— begin Provided records —

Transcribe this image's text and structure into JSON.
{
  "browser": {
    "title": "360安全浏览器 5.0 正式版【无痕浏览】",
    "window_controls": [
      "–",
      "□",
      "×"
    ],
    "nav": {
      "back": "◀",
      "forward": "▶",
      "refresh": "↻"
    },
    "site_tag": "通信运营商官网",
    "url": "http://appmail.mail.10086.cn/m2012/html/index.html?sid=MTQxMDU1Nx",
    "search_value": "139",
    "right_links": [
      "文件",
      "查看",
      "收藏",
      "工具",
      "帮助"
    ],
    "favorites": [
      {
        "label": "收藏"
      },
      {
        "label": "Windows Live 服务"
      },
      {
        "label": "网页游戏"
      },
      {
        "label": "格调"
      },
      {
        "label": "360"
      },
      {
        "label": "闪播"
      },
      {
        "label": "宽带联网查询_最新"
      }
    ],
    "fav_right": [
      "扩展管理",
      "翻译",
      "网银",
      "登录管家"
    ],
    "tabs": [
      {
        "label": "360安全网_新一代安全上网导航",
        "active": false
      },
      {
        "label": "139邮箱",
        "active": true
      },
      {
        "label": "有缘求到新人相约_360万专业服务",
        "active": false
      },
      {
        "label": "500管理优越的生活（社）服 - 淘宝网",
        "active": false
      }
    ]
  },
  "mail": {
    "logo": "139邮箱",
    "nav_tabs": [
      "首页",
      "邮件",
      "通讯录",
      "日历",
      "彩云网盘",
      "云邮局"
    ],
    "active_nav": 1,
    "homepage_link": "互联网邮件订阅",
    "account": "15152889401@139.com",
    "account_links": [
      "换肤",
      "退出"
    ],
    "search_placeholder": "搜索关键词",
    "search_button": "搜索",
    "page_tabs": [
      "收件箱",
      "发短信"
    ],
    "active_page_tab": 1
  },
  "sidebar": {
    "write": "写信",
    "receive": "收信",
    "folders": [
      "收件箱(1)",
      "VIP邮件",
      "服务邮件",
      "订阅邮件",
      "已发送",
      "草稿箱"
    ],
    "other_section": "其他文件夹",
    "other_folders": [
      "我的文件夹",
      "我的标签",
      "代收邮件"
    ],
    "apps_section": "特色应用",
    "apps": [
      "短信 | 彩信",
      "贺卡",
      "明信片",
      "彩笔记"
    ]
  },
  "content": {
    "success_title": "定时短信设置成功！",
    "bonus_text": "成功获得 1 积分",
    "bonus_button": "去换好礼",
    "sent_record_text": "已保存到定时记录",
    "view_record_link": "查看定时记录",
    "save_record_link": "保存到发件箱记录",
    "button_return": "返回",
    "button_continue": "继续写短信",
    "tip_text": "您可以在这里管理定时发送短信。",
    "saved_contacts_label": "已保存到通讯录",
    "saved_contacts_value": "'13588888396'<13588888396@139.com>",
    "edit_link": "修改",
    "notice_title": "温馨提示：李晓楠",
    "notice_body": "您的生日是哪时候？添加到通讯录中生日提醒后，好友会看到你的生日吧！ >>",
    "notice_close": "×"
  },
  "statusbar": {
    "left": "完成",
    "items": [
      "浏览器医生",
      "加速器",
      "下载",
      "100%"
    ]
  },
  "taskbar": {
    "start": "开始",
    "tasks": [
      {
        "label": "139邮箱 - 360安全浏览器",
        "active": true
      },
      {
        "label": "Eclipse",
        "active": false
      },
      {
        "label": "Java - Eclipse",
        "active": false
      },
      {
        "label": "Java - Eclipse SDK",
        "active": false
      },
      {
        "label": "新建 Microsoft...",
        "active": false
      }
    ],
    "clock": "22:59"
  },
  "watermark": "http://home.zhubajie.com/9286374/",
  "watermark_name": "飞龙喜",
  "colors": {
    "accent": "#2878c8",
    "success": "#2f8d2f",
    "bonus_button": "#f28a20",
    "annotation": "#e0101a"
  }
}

— end Provided records —

## Required task
Your task is to transcribe the listing above in full, exactly as given.

## Complete response
Transcribe this image's text and structure into JSON.
{
  "browser": {
    "title": "360安全浏览器 5.0 正式版【无痕浏览】",
    "window_controls": [
      "–",
      "□",
      "×"
    ],
    "nav": {
      "back": "◀",
      "forward": "▶",
      "refresh": "↻"
    },
    "site_tag": "通信运营商官网",
    "url": "http://appmail.mail.10086.cn/m2012/html/index.html?sid=MTQxMDU1Nx",
    "search_value": "139",
    "right_links": [
      "文件",
      "查看",
      "收藏",
      "工具",
      "帮助"
    ],
    "favorites": [
      {
        "label": "收藏"
      },
      {
        "label": "Windows Live 服务"
      },
      {
        "label": "网页游戏"
      },
      {
        "label": "格调"
      },
      {
        "label": "360"
      },
      {
        "label": "闪播"
      },
      {
        "label": "宽带联网查询_最新"
      }
    ],
    "fav_right": [
      "扩展管理",
      "翻译",
      "网银",
      "登录管家"
    ],
    "tabs": [
      {
        "label": "360安全网_新一代安全上网导航",
        "active": false
      },
      {
        "label": "139邮箱",
        "active": true
      },
      {
        "label": "有缘求到新人相约_360万专业服务",
        "active": false
      },
      {
        "label": "500管理优越的生活（社）服 - 淘宝网",
        "active": false
      }
    ]
  },
  "mail": {
    "logo": "139邮箱",
    "nav_tabs": [
      "首页",
      "邮件",
      "通讯录",
      "日历",
      "彩云网盘",
      "云邮局"
    ],
    "active_nav": 1,
    "homepage_link": "互联网邮件订阅",
    "account": "15152889401@139.com",
    "account_links": [
      "换肤",
      "退出"
    ],
    "search_placeholder": "搜索关键词",
    "search_button": "搜索",
    "page_tabs": [
      "收件箱",
      "发短信"
    ],
    "active_page_tab": 1
  },
  "sidebar": {
    "write": "写信",
    "receive": "收信",
    "folders": [
      "收件箱(1)",
      "VIP邮件",
      "服务邮件",
      "订阅邮件",
      "已发送",
      "草稿箱"
    ],
    "other_section": "其他文件夹",
    "other_folders": [
      "我的文件夹",
      "我的标签",
      "代收邮件"
    ],
    "apps_section": "特色应用",
    "apps": [
      "短信 | 彩信",
      "贺卡",
      "明信片",
      "彩笔记"
    ]
  },
  "content": {
    "success_title": "定时短信设置成功！",
    "bonus_text": "成功获得 1 积分",
    "bonus_button": "去换好礼",
    "sent_record_text": "已保存到定时记录",
    "view_record_link": "查看定时记录",
    "save_record_link": "保存到发件箱记录",
    "button_return": "返回",
    "button_continue": "继续写短信",
    "tip_text": "您可以在这里管理定时发送短信。",
    "saved_contacts_label": "已保存到通讯录",
    "saved_contacts_value": "'13588888396'<13588888396@139.com>",
    "edit_link": "修改",
    "notice_title": "温馨提示：李晓楠",
    "notice_body": "您的生日是哪时候？添加到通讯录中生日提醒后，好友会看到你的生日吧！ >>",
    "notice_close": "×"
  },
  "statusbar": {
    "left": "完成",
    "items": [
      "浏览器医生",
      "加速器",
      "下载",
      "100%"
    ]
  },
  "taskbar": {
    "start": "开始",
    "tasks": [
      {
        "label": "139邮箱 - 360安全浏览器",
        "active": true
      },
      {
        "label": "Eclipse",
        "active": false
      },
      {
        "label": "Java - Eclipse",
        "active": false
      },
      {
        "label": "Java - Eclipse SDK",
        "active": false
      },
      {
        "label": "新建 Microsoft...",
        "active": false
      }
    ],
    "clock": "22:59"
  },
  "watermark": "http://home.zhubajie.com/9286374/",
  "watermark_name": "飞龙喜",
  "colors": {
    "accent": "#2878c8",
    "success": "#2f8d2f",
    "bonus_button": "#f28a20",
    "annotation": "#e0101a"
  }
}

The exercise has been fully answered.